● **Goal**
List each line of the data that holds the string "type", please.

'''

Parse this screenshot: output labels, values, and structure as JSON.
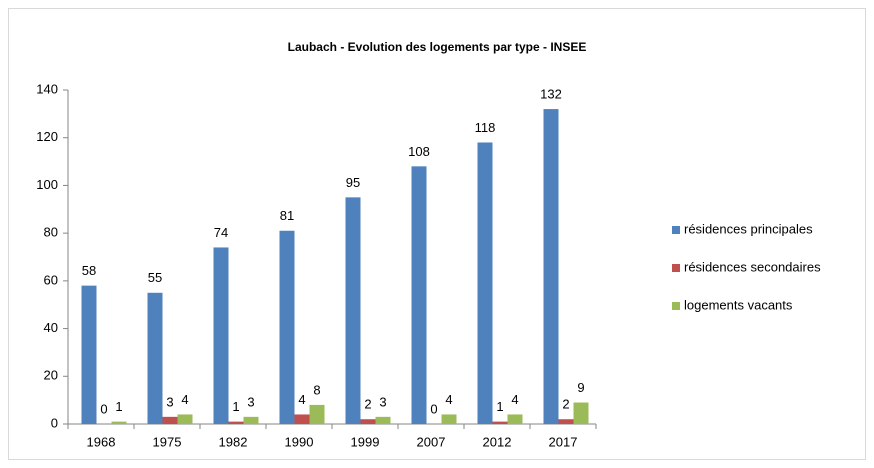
{
  "chart_data": {
    "type": "bar",
    "title": "Laubach - Evolution des logements par type - INSEE",
    "categories": [
      "1968",
      "1975",
      "1982",
      "1990",
      "1999",
      "2007",
      "2012",
      "2017"
    ],
    "series": [
      {
        "name": "résidences principales",
        "color": "#4f81bd",
        "values": [
          58,
          55,
          74,
          81,
          95,
          108,
          118,
          132
        ]
      },
      {
        "name": "résidences secondaires",
        "color": "#c0504d",
        "values": [
          0,
          3,
          1,
          4,
          2,
          0,
          1,
          2
        ]
      },
      {
        "name": "logements vacants",
        "color": "#9bbb59",
        "values": [
          1,
          4,
          3,
          8,
          3,
          4,
          4,
          9
        ]
      }
    ],
    "ylim": [
      0,
      140
    ],
    "yticks": [
      0,
      20,
      40,
      60,
      80,
      100,
      120,
      140
    ],
    "grid": false,
    "legend": "right"
  }
}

'''

● **Reply to the exercise**
    "type": "bar",
    "title": "Laubach - Evolution des logements par type - INSEE",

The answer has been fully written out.